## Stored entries
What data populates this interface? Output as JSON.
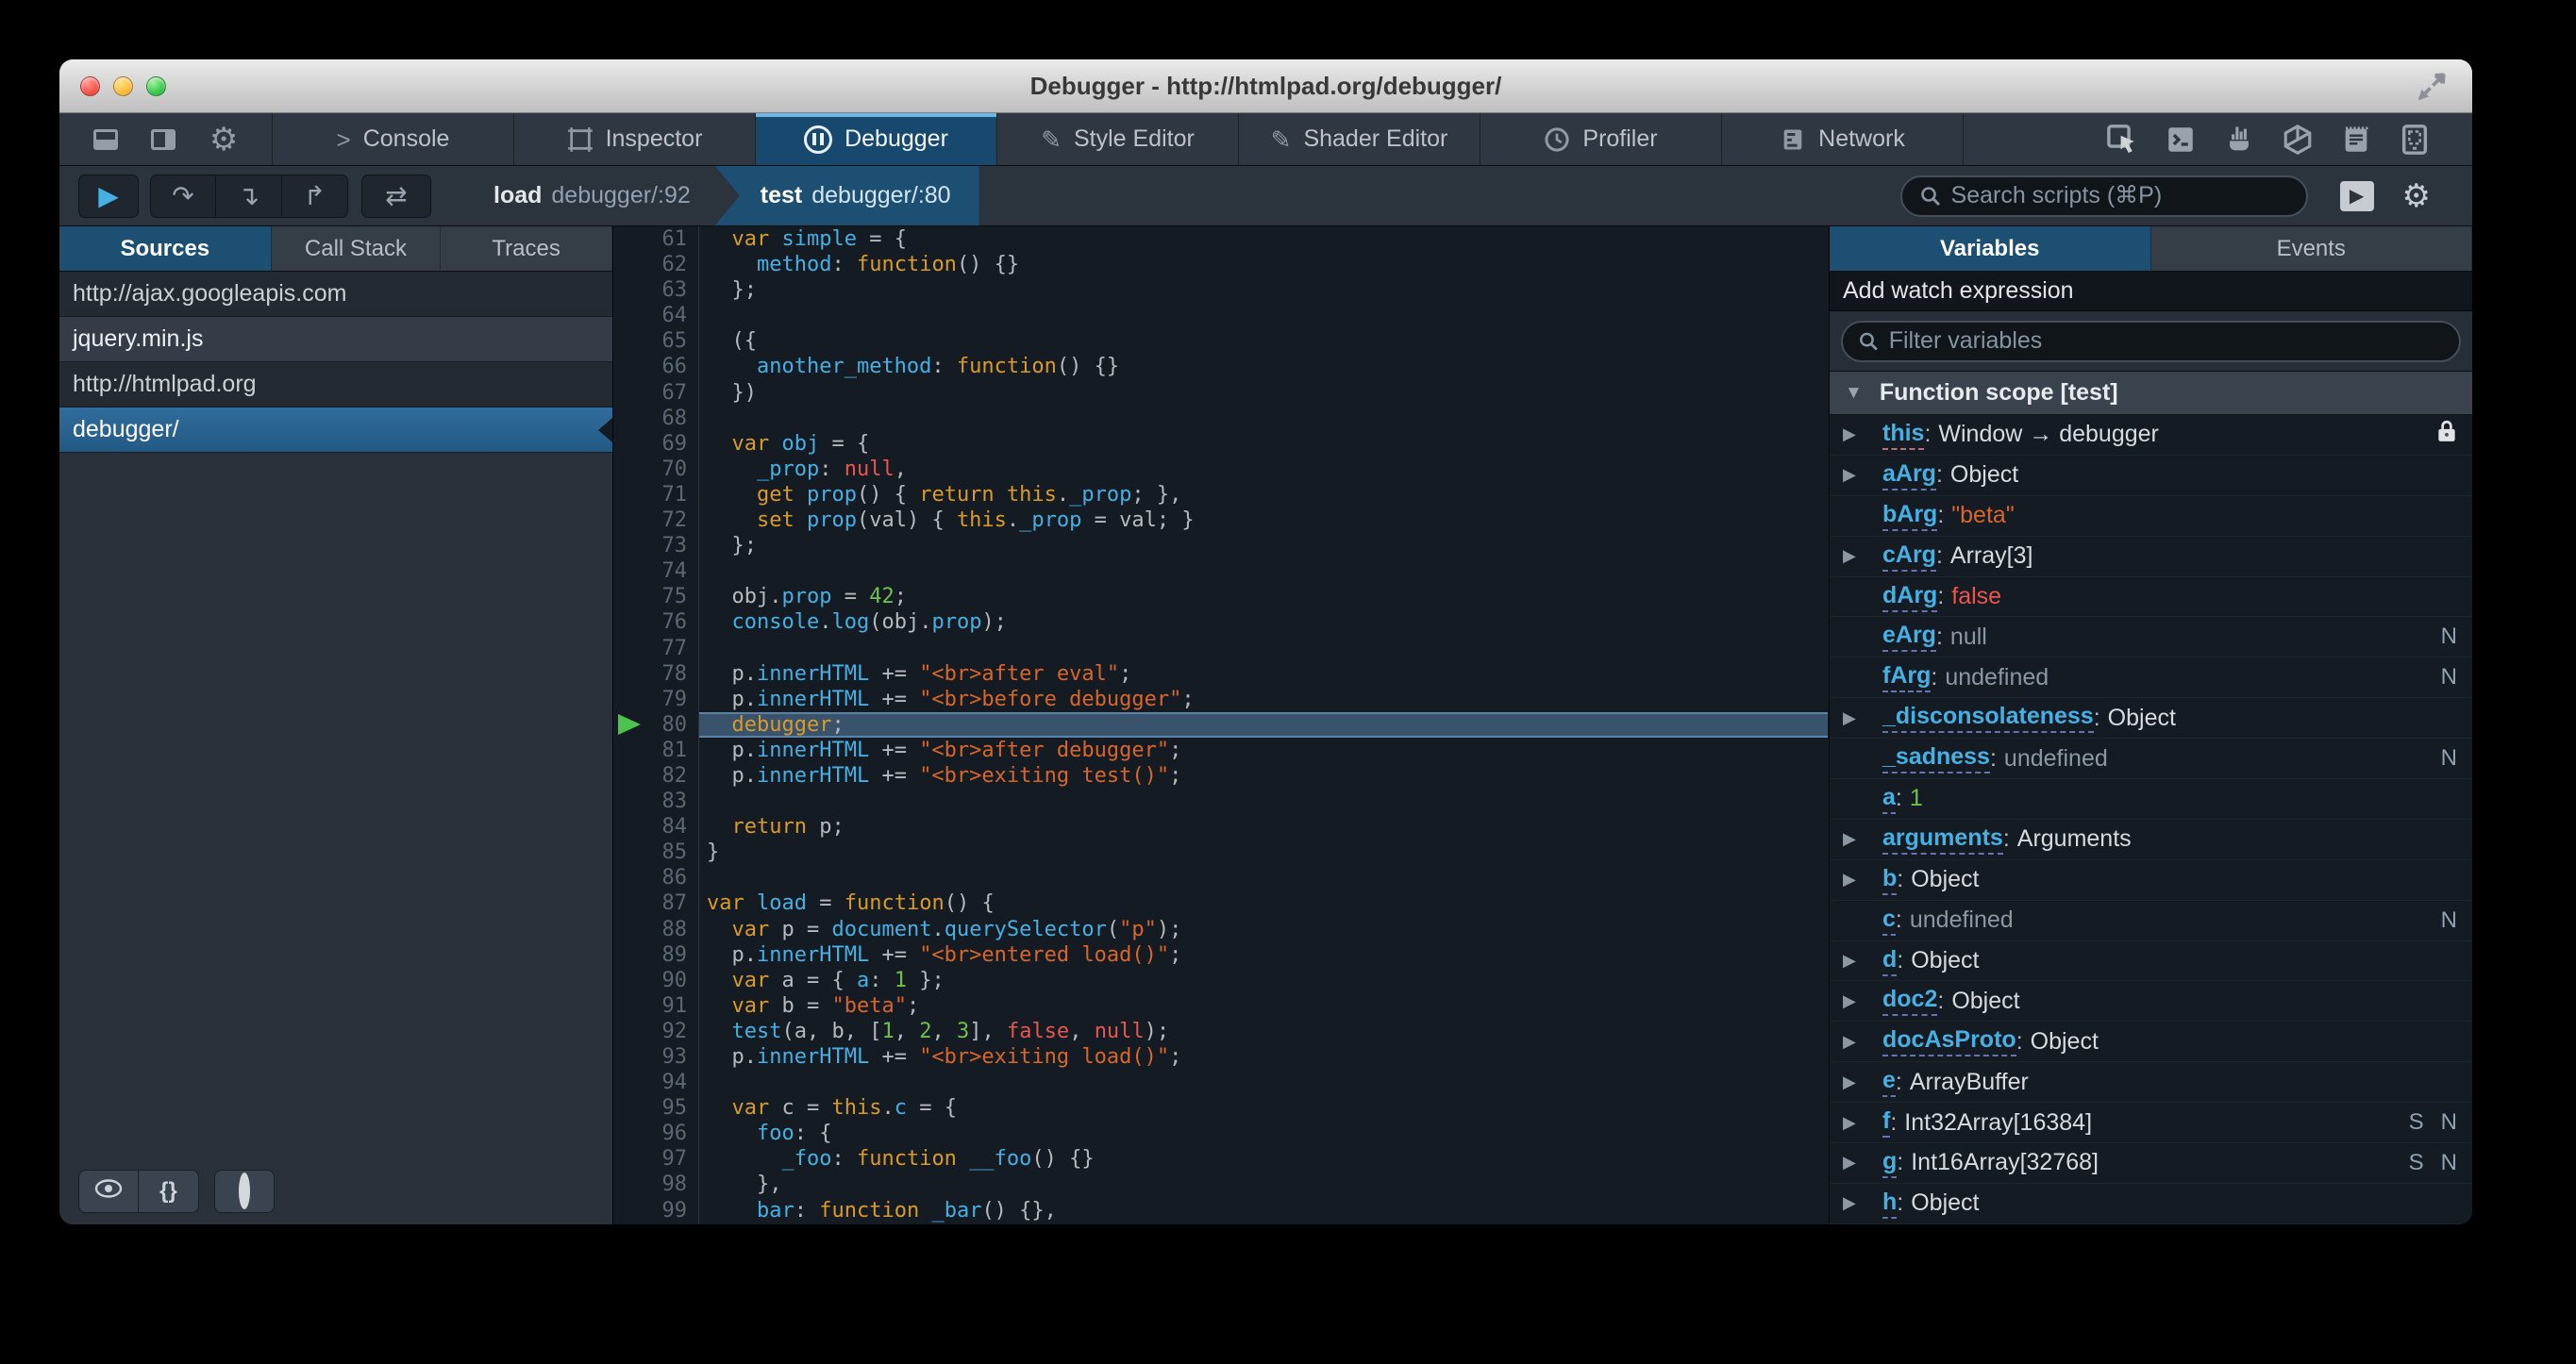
{
  "window": {
    "title": "Debugger - http://htmlpad.org/debugger/",
    "controls": [
      "close-button",
      "minimize-button",
      "zoom-button"
    ]
  },
  "main_toolbar": {
    "left_icons": [
      "dock-bottom-icon",
      "dock-side-icon",
      "settings-gear-icon"
    ],
    "tabs": [
      {
        "label": "Console",
        "icon": "console-chevron-icon",
        "active": false
      },
      {
        "label": "Inspector",
        "icon": "inspector-frame-icon",
        "active": false
      },
      {
        "label": "Debugger",
        "icon": "debugger-pause-icon",
        "active": true
      },
      {
        "label": "Style Editor",
        "icon": "edit-pencil-icon",
        "active": false
      },
      {
        "label": "Shader Editor",
        "icon": "edit-pencil-icon",
        "active": false
      },
      {
        "label": "Profiler",
        "icon": "profiler-clock-icon",
        "active": false
      },
      {
        "label": "Network",
        "icon": "network-bars-icon",
        "active": false
      }
    ],
    "right_icons": [
      "pick-element-icon",
      "split-console-icon",
      "paintbrush-icon",
      "tilt-3d-icon",
      "scratchpad-icon",
      "responsive-mode-icon"
    ]
  },
  "debugger_toolbar": {
    "resume_icon": "play-icon",
    "step_buttons": [
      {
        "name": "step-over-button",
        "icon": "step-over-icon"
      },
      {
        "name": "step-in-button",
        "icon": "step-in-icon"
      },
      {
        "name": "step-out-button",
        "icon": "step-out-icon"
      }
    ],
    "blackbox_icon": "swap-arrows-icon",
    "breadcrumbs": [
      {
        "fn": "load",
        "loc": "debugger/:92",
        "active": false
      },
      {
        "fn": "test",
        "loc": "debugger/:80",
        "active": true
      }
    ],
    "search_placeholder": "Search scripts (⌘P)"
  },
  "sources_panel": {
    "tabs": [
      {
        "label": "Sources",
        "active": true
      },
      {
        "label": "Call Stack",
        "active": false
      },
      {
        "label": "Traces",
        "active": false
      }
    ],
    "items": [
      {
        "label": "http://ajax.googleapis.com",
        "kind": "group",
        "selected": false
      },
      {
        "label": "jquery.min.js",
        "kind": "file",
        "selected": false
      },
      {
        "label": "http://htmlpad.org",
        "kind": "group",
        "selected": false
      },
      {
        "label": "debugger/",
        "kind": "file",
        "selected": true
      }
    ],
    "footer_buttons": [
      {
        "name": "blackbox-sources-button",
        "icon": "eye-icon",
        "label": ""
      },
      {
        "name": "pretty-print-button",
        "icon": "",
        "label": "{}"
      },
      {
        "name": "toggle-breakpoints-button",
        "icon": "ring-icon",
        "label": ""
      }
    ],
    "pretty_print_label": "{}"
  },
  "editor": {
    "current_line": 80,
    "lines": [
      {
        "n": 61,
        "seg": [
          [
            "p",
            "  "
          ],
          [
            "k",
            "var"
          ],
          [
            "p",
            " "
          ],
          [
            "v",
            "simple"
          ],
          [
            "p",
            " = {"
          ]
        ]
      },
      {
        "n": 62,
        "seg": [
          [
            "p",
            "    "
          ],
          [
            "v",
            "method"
          ],
          [
            "p",
            ": "
          ],
          [
            "k",
            "function"
          ],
          [
            "p",
            "() {}"
          ]
        ]
      },
      {
        "n": 63,
        "seg": [
          [
            "p",
            "  };"
          ]
        ]
      },
      {
        "n": 64,
        "seg": []
      },
      {
        "n": 65,
        "seg": [
          [
            "p",
            "  ({"
          ]
        ]
      },
      {
        "n": 66,
        "seg": [
          [
            "p",
            "    "
          ],
          [
            "v",
            "another_method"
          ],
          [
            "p",
            ": "
          ],
          [
            "k",
            "function"
          ],
          [
            "p",
            "() {}"
          ]
        ]
      },
      {
        "n": 67,
        "seg": [
          [
            "p",
            "  })"
          ]
        ]
      },
      {
        "n": 68,
        "seg": []
      },
      {
        "n": 69,
        "seg": [
          [
            "p",
            "  "
          ],
          [
            "k",
            "var"
          ],
          [
            "p",
            " "
          ],
          [
            "v",
            "obj"
          ],
          [
            "p",
            " = {"
          ]
        ]
      },
      {
        "n": 70,
        "seg": [
          [
            "p",
            "    "
          ],
          [
            "v",
            "_prop"
          ],
          [
            "p",
            ": "
          ],
          [
            "a",
            "null"
          ],
          [
            "p",
            ","
          ]
        ]
      },
      {
        "n": 71,
        "seg": [
          [
            "p",
            "    "
          ],
          [
            "k",
            "get"
          ],
          [
            "p",
            " "
          ],
          [
            "v",
            "prop"
          ],
          [
            "p",
            "() { "
          ],
          [
            "k",
            "return"
          ],
          [
            "p",
            " "
          ],
          [
            "k",
            "this"
          ],
          [
            "p",
            "."
          ],
          [
            "v",
            "_prop"
          ],
          [
            "p",
            "; },"
          ]
        ]
      },
      {
        "n": 72,
        "seg": [
          [
            "p",
            "    "
          ],
          [
            "k",
            "set"
          ],
          [
            "p",
            " "
          ],
          [
            "v",
            "prop"
          ],
          [
            "p",
            "(val) { "
          ],
          [
            "k",
            "this"
          ],
          [
            "p",
            "."
          ],
          [
            "v",
            "_prop"
          ],
          [
            "p",
            " = val; }"
          ]
        ]
      },
      {
        "n": 73,
        "seg": [
          [
            "p",
            "  };"
          ]
        ]
      },
      {
        "n": 74,
        "seg": []
      },
      {
        "n": 75,
        "seg": [
          [
            "p",
            "  obj."
          ],
          [
            "v",
            "prop"
          ],
          [
            "p",
            " = "
          ],
          [
            "n",
            "42"
          ],
          [
            "p",
            ";"
          ]
        ]
      },
      {
        "n": 76,
        "seg": [
          [
            "p",
            "  "
          ],
          [
            "v",
            "console"
          ],
          [
            "p",
            "."
          ],
          [
            "v",
            "log"
          ],
          [
            "p",
            "(obj."
          ],
          [
            "v",
            "prop"
          ],
          [
            "p",
            ");"
          ]
        ]
      },
      {
        "n": 77,
        "seg": []
      },
      {
        "n": 78,
        "seg": [
          [
            "p",
            "  p."
          ],
          [
            "v",
            "innerHTML"
          ],
          [
            "p",
            " += "
          ],
          [
            "s",
            "\"<br>after eval\""
          ],
          [
            "p",
            ";"
          ]
        ]
      },
      {
        "n": 79,
        "seg": [
          [
            "p",
            "  p."
          ],
          [
            "v",
            "innerHTML"
          ],
          [
            "p",
            " += "
          ],
          [
            "s",
            "\"<br>before debugger\""
          ],
          [
            "p",
            ";"
          ]
        ]
      },
      {
        "n": 80,
        "seg": [
          [
            "p",
            "  "
          ],
          [
            "k",
            "debugger"
          ],
          [
            "p",
            ";"
          ]
        ]
      },
      {
        "n": 81,
        "seg": [
          [
            "p",
            "  p."
          ],
          [
            "v",
            "innerHTML"
          ],
          [
            "p",
            " += "
          ],
          [
            "s",
            "\"<br>after debugger\""
          ],
          [
            "p",
            ";"
          ]
        ]
      },
      {
        "n": 82,
        "seg": [
          [
            "p",
            "  p."
          ],
          [
            "v",
            "innerHTML"
          ],
          [
            "p",
            " += "
          ],
          [
            "s",
            "\"<br>exiting test()\""
          ],
          [
            "p",
            ";"
          ]
        ]
      },
      {
        "n": 83,
        "seg": []
      },
      {
        "n": 84,
        "seg": [
          [
            "p",
            "  "
          ],
          [
            "k",
            "return"
          ],
          [
            "p",
            " p;"
          ]
        ]
      },
      {
        "n": 85,
        "seg": [
          [
            "p",
            "}"
          ]
        ]
      },
      {
        "n": 86,
        "seg": []
      },
      {
        "n": 87,
        "seg": [
          [
            "k",
            "var"
          ],
          [
            "p",
            " "
          ],
          [
            "v",
            "load"
          ],
          [
            "p",
            " = "
          ],
          [
            "k",
            "function"
          ],
          [
            "p",
            "() {"
          ]
        ]
      },
      {
        "n": 88,
        "seg": [
          [
            "p",
            "  "
          ],
          [
            "k",
            "var"
          ],
          [
            "p",
            " p = "
          ],
          [
            "v",
            "document"
          ],
          [
            "p",
            "."
          ],
          [
            "v",
            "querySelector"
          ],
          [
            "p",
            "("
          ],
          [
            "s",
            "\"p\""
          ],
          [
            "p",
            ");"
          ]
        ]
      },
      {
        "n": 89,
        "seg": [
          [
            "p",
            "  p."
          ],
          [
            "v",
            "innerHTML"
          ],
          [
            "p",
            " += "
          ],
          [
            "s",
            "\"<br>entered load()\""
          ],
          [
            "p",
            ";"
          ]
        ]
      },
      {
        "n": 90,
        "seg": [
          [
            "p",
            "  "
          ],
          [
            "k",
            "var"
          ],
          [
            "p",
            " a = { "
          ],
          [
            "v",
            "a"
          ],
          [
            "p",
            ": "
          ],
          [
            "n",
            "1"
          ],
          [
            "p",
            " };"
          ]
        ]
      },
      {
        "n": 91,
        "seg": [
          [
            "p",
            "  "
          ],
          [
            "k",
            "var"
          ],
          [
            "p",
            " b = "
          ],
          [
            "s",
            "\"beta\""
          ],
          [
            "p",
            ";"
          ]
        ]
      },
      {
        "n": 92,
        "seg": [
          [
            "p",
            "  "
          ],
          [
            "v",
            "test"
          ],
          [
            "p",
            "(a, b, ["
          ],
          [
            "n",
            "1"
          ],
          [
            "p",
            ", "
          ],
          [
            "n",
            "2"
          ],
          [
            "p",
            ", "
          ],
          [
            "n",
            "3"
          ],
          [
            "p",
            "], "
          ],
          [
            "a",
            "false"
          ],
          [
            "p",
            ", "
          ],
          [
            "a",
            "null"
          ],
          [
            "p",
            ");"
          ]
        ]
      },
      {
        "n": 93,
        "seg": [
          [
            "p",
            "  p."
          ],
          [
            "v",
            "innerHTML"
          ],
          [
            "p",
            " += "
          ],
          [
            "s",
            "\"<br>exiting load()\""
          ],
          [
            "p",
            ";"
          ]
        ]
      },
      {
        "n": 94,
        "seg": []
      },
      {
        "n": 95,
        "seg": [
          [
            "p",
            "  "
          ],
          [
            "k",
            "var"
          ],
          [
            "p",
            " c = "
          ],
          [
            "k",
            "this"
          ],
          [
            "p",
            "."
          ],
          [
            "v",
            "c"
          ],
          [
            "p",
            " = {"
          ]
        ]
      },
      {
        "n": 96,
        "seg": [
          [
            "p",
            "    "
          ],
          [
            "v",
            "foo"
          ],
          [
            "p",
            ": {"
          ]
        ]
      },
      {
        "n": 97,
        "seg": [
          [
            "p",
            "      "
          ],
          [
            "v",
            "_foo"
          ],
          [
            "p",
            ": "
          ],
          [
            "k",
            "function"
          ],
          [
            "p",
            " "
          ],
          [
            "v",
            "__foo"
          ],
          [
            "p",
            "() {}"
          ]
        ]
      },
      {
        "n": 98,
        "seg": [
          [
            "p",
            "    },"
          ]
        ]
      },
      {
        "n": 99,
        "seg": [
          [
            "p",
            "    "
          ],
          [
            "v",
            "bar"
          ],
          [
            "p",
            ": "
          ],
          [
            "k",
            "function"
          ],
          [
            "p",
            " "
          ],
          [
            "v",
            "_bar"
          ],
          [
            "p",
            "() {},"
          ]
        ]
      }
    ]
  },
  "variables_panel": {
    "tabs": [
      {
        "label": "Variables",
        "active": true
      },
      {
        "label": "Events",
        "active": false
      }
    ],
    "watch_label": "Add watch expression",
    "filter_placeholder": "Filter variables",
    "scope_label": "Function scope [test]",
    "variables": [
      {
        "name": "this",
        "value": "Window → debugger",
        "type": "obj",
        "expand": true,
        "lock": true,
        "underline": "pink",
        "badges": []
      },
      {
        "name": "aArg",
        "value": "Object",
        "type": "obj",
        "expand": true,
        "badges": []
      },
      {
        "name": "bArg",
        "value": "\"beta\"",
        "type": "str",
        "expand": false,
        "badges": []
      },
      {
        "name": "cArg",
        "value": "Array[3]",
        "type": "obj",
        "expand": true,
        "badges": []
      },
      {
        "name": "dArg",
        "value": "false",
        "type": "bool",
        "expand": false,
        "badges": []
      },
      {
        "name": "eArg",
        "value": "null",
        "type": "nul",
        "expand": false,
        "badges": [
          "N"
        ]
      },
      {
        "name": "fArg",
        "value": "undefined",
        "type": "nul",
        "expand": false,
        "badges": [
          "N"
        ]
      },
      {
        "name": "_disconsolateness",
        "value": "Object",
        "type": "obj",
        "expand": true,
        "badges": []
      },
      {
        "name": "_sadness",
        "value": "undefined",
        "type": "nul",
        "expand": false,
        "badges": [
          "N"
        ]
      },
      {
        "name": "a",
        "value": "1",
        "type": "num",
        "expand": false,
        "badges": []
      },
      {
        "name": "arguments",
        "value": "Arguments",
        "type": "obj",
        "expand": true,
        "badges": []
      },
      {
        "name": "b",
        "value": "Object",
        "type": "obj",
        "expand": true,
        "badges": []
      },
      {
        "name": "c",
        "value": "undefined",
        "type": "nul",
        "expand": false,
        "badges": [
          "N"
        ]
      },
      {
        "name": "d",
        "value": "Object",
        "type": "obj",
        "expand": true,
        "badges": []
      },
      {
        "name": "doc2",
        "value": "Object",
        "type": "obj",
        "expand": true,
        "badges": []
      },
      {
        "name": "docAsProto",
        "value": "Object",
        "type": "obj",
        "expand": true,
        "badges": []
      },
      {
        "name": "e",
        "value": "ArrayBuffer",
        "type": "obj",
        "expand": true,
        "badges": []
      },
      {
        "name": "f",
        "value": "Int32Array[16384]",
        "type": "obj",
        "expand": true,
        "badges": [
          "S",
          "N"
        ]
      },
      {
        "name": "g",
        "value": "Int16Array[32768]",
        "type": "obj",
        "expand": true,
        "badges": [
          "S",
          "N"
        ]
      },
      {
        "name": "h",
        "value": "Object",
        "type": "obj",
        "expand": true,
        "badges": []
      }
    ]
  },
  "colors": {
    "accent_blue": "#46afe3",
    "selection_blue": "#1d4f73",
    "keyword_gold": "#d99b28",
    "string_orange": "#d96629",
    "number_green": "#70bf53",
    "atom_red": "#e9564f",
    "exec_arrow_green": "#4ec24e"
  }
}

## TASK DETAILS
Copy the lines from the entries above in which the word "http" appears.

## EXERCISE RESULT
    "title": "Debugger - http://htmlpad.org/debugger/",
        "label": "http://ajax.googleapis.com",
        "label": "http://htmlpad.org",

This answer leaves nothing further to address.